# Description of the task
Change every "outlier-point" to "outlier-marker" in the item position entries below, and write out all the lines again with nothing else altered. Leave the pictures out of your answer.
━━ Recorded data
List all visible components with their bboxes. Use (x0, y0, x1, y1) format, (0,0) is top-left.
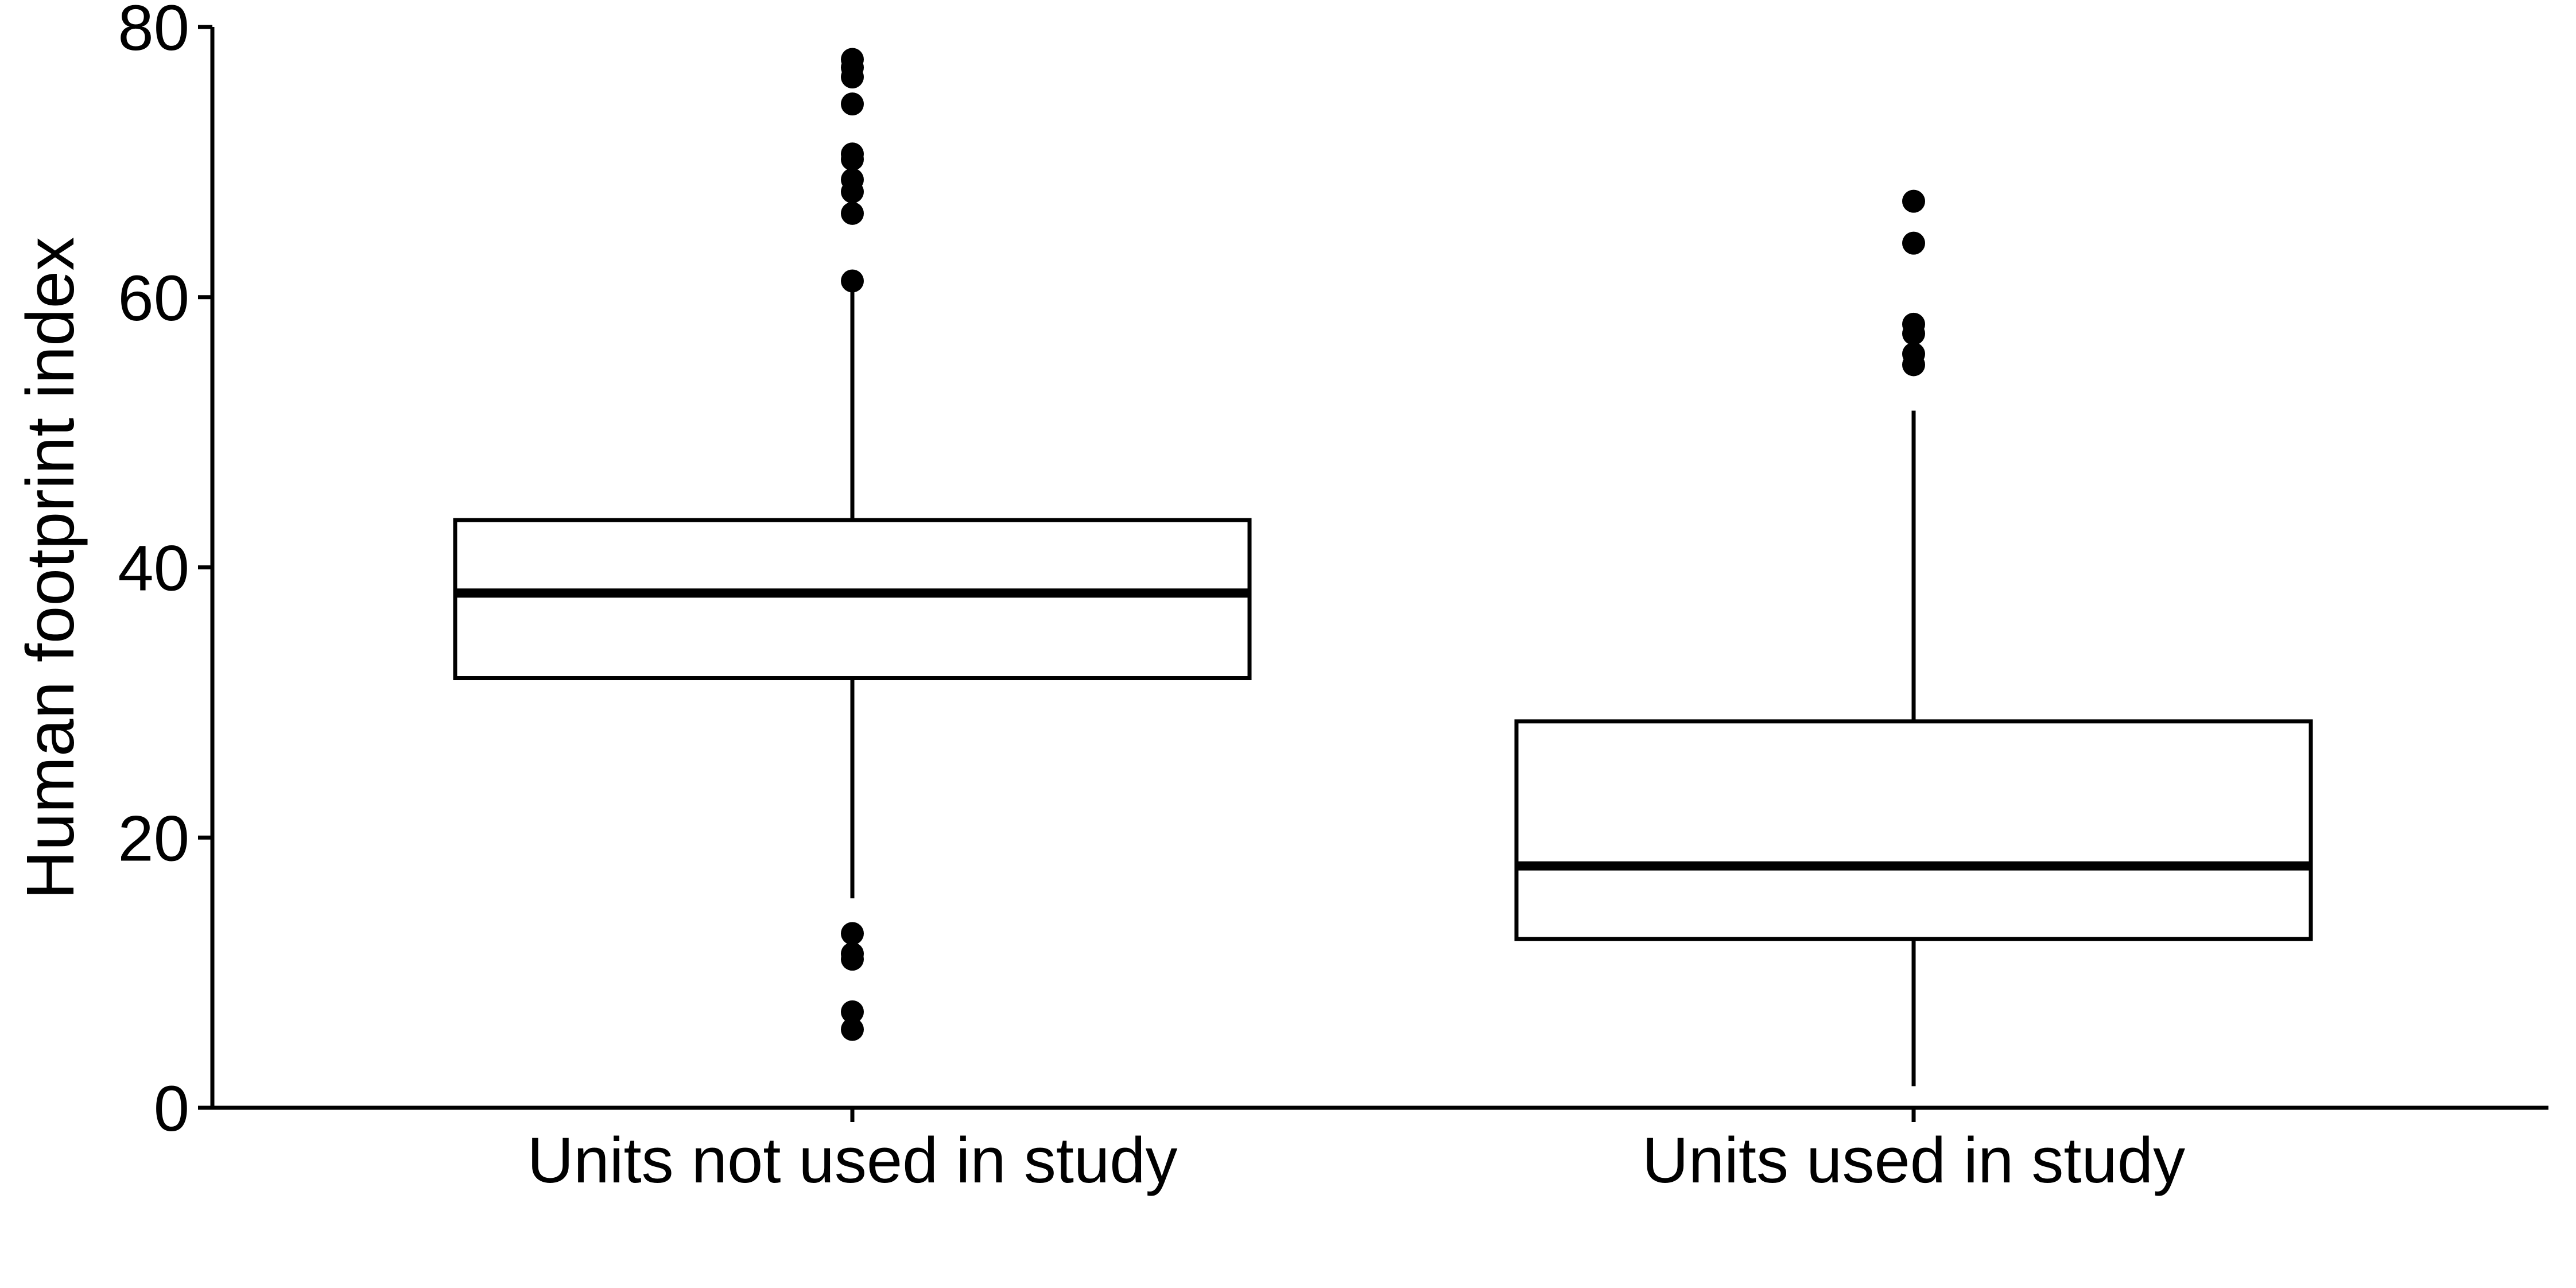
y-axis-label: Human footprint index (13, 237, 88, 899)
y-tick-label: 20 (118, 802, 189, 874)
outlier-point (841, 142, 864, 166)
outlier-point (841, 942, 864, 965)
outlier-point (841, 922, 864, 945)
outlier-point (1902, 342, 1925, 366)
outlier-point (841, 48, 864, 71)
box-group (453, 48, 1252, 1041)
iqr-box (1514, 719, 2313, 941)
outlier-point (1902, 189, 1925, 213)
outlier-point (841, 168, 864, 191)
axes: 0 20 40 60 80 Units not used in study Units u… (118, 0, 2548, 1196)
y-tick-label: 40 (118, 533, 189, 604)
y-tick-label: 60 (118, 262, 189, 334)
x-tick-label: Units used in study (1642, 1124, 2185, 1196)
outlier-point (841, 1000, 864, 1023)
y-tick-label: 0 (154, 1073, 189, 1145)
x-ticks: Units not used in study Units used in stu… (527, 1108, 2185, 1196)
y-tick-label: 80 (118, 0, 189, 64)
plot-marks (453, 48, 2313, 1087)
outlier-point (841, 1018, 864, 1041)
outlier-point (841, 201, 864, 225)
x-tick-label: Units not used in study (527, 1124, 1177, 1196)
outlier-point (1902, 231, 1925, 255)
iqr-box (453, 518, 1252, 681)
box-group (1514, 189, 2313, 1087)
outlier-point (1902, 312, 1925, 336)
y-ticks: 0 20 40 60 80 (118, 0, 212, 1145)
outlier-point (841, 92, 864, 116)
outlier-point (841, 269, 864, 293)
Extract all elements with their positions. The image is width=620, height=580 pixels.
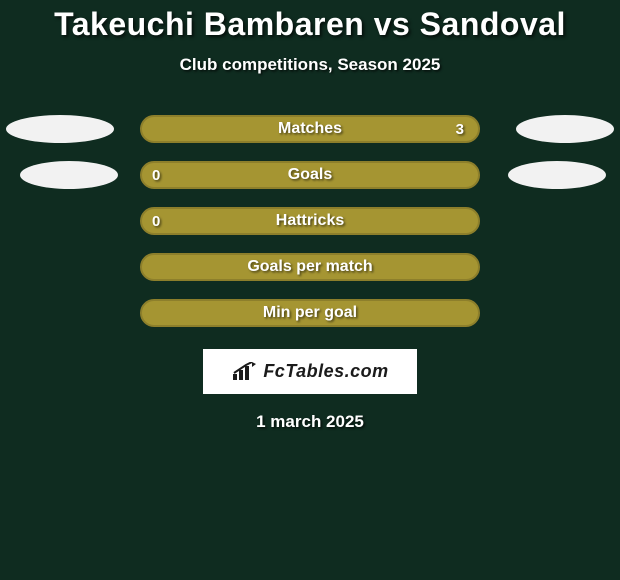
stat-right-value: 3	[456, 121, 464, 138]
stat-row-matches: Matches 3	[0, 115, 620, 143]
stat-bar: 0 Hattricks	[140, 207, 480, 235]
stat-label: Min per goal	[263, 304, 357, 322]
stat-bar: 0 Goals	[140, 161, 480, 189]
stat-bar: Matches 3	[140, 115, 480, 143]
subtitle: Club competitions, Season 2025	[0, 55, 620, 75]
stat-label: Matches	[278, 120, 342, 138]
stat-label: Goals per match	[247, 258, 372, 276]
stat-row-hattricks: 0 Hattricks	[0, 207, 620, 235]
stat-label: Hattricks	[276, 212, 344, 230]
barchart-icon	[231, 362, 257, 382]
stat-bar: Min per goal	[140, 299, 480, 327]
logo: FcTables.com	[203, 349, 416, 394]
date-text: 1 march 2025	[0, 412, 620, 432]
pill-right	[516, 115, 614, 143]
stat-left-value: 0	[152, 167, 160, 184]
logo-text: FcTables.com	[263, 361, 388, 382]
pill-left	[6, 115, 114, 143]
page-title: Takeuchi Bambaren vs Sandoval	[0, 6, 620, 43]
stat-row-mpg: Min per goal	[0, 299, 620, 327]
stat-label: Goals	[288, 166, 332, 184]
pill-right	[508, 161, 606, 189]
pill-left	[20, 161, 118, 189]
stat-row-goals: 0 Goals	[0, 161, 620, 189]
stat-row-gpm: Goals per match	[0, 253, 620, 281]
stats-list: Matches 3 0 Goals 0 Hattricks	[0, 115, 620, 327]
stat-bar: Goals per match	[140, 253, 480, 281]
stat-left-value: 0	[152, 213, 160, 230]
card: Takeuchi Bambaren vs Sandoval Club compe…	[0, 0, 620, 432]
━━━━
# Task solution
List all visible components with their bboxes. Use (x0, y0, x1, y1) format, (0,0) is top-left.
y-axis-label: Human footprint index (13, 237, 88, 899)
y-tick-label: 20 (118, 802, 189, 874)
outlier-marker (841, 142, 864, 166)
outlier-marker (841, 942, 864, 965)
outlier-marker (841, 922, 864, 945)
outlier-marker (1902, 342, 1925, 366)
outlier-marker (841, 48, 864, 71)
box-group (453, 48, 1252, 1041)
iqr-box (1514, 719, 2313, 941)
outlier-marker (1902, 189, 1925, 213)
outlier-marker (841, 168, 864, 191)
axes: 0 20 40 60 80 Units not used in study Units u… (118, 0, 2548, 1196)
y-tick-label: 40 (118, 533, 189, 604)
y-tick-label: 60 (118, 262, 189, 334)
x-tick-label: Units used in study (1642, 1124, 2185, 1196)
outlier-marker (841, 1000, 864, 1023)
y-tick-label: 0 (154, 1073, 189, 1145)
x-ticks: Units not used in study Units used in stu… (527, 1108, 2185, 1196)
y-tick-label: 80 (118, 0, 189, 64)
plot-marks (453, 48, 2313, 1087)
outlier-marker (841, 1018, 864, 1041)
outlier-marker (841, 201, 864, 225)
x-tick-label: Units not used in study (527, 1124, 1177, 1196)
outlier-marker (1902, 231, 1925, 255)
iqr-box (453, 518, 1252, 681)
box-group (1514, 189, 2313, 1087)
outlier-marker (1902, 312, 1925, 336)
y-ticks: 0 20 40 60 80 (118, 0, 212, 1145)
outlier-marker (841, 92, 864, 116)
outlier-marker (841, 269, 864, 293)
Extract all elements with their positions. The image is width=620, height=580 pixels.
stat-right-value: 3	[456, 121, 464, 138]
stat-row-matches: Matches 3	[0, 115, 620, 143]
stat-bar: 0 Hattricks	[140, 207, 480, 235]
stat-label: Min per goal	[263, 304, 357, 322]
stat-bar: 0 Goals	[140, 161, 480, 189]
stat-bar: Matches 3	[140, 115, 480, 143]
subtitle: Club competitions, Season 2025	[0, 55, 620, 75]
stat-label: Matches	[278, 120, 342, 138]
stat-label: Goals per match	[247, 258, 372, 276]
stat-row-hattricks: 0 Hattricks	[0, 207, 620, 235]
stat-label: Hattricks	[276, 212, 344, 230]
barchart-icon	[231, 362, 257, 382]
stat-bar: Min per goal	[140, 299, 480, 327]
logo: FcTables.com	[203, 349, 416, 394]
date-text: 1 march 2025	[0, 412, 620, 432]
pill-right	[516, 115, 614, 143]
stat-left-value: 0	[152, 167, 160, 184]
logo-text: FcTables.com	[263, 361, 388, 382]
pill-left	[6, 115, 114, 143]
page-title: Takeuchi Bambaren vs Sandoval	[0, 6, 620, 43]
stat-row-mpg: Min per goal	[0, 299, 620, 327]
stat-label: Goals	[288, 166, 332, 184]
pill-right	[508, 161, 606, 189]
pill-left	[20, 161, 118, 189]
stat-row-goals: 0 Goals	[0, 161, 620, 189]
stat-row-gpm: Goals per match	[0, 253, 620, 281]
stats-list: Matches 3 0 Goals 0 Hattricks	[0, 115, 620, 327]
stat-bar: Goals per match	[140, 253, 480, 281]
stat-left-value: 0	[152, 213, 160, 230]
card: Takeuchi Bambaren vs Sandoval Club compe…	[0, 0, 620, 432]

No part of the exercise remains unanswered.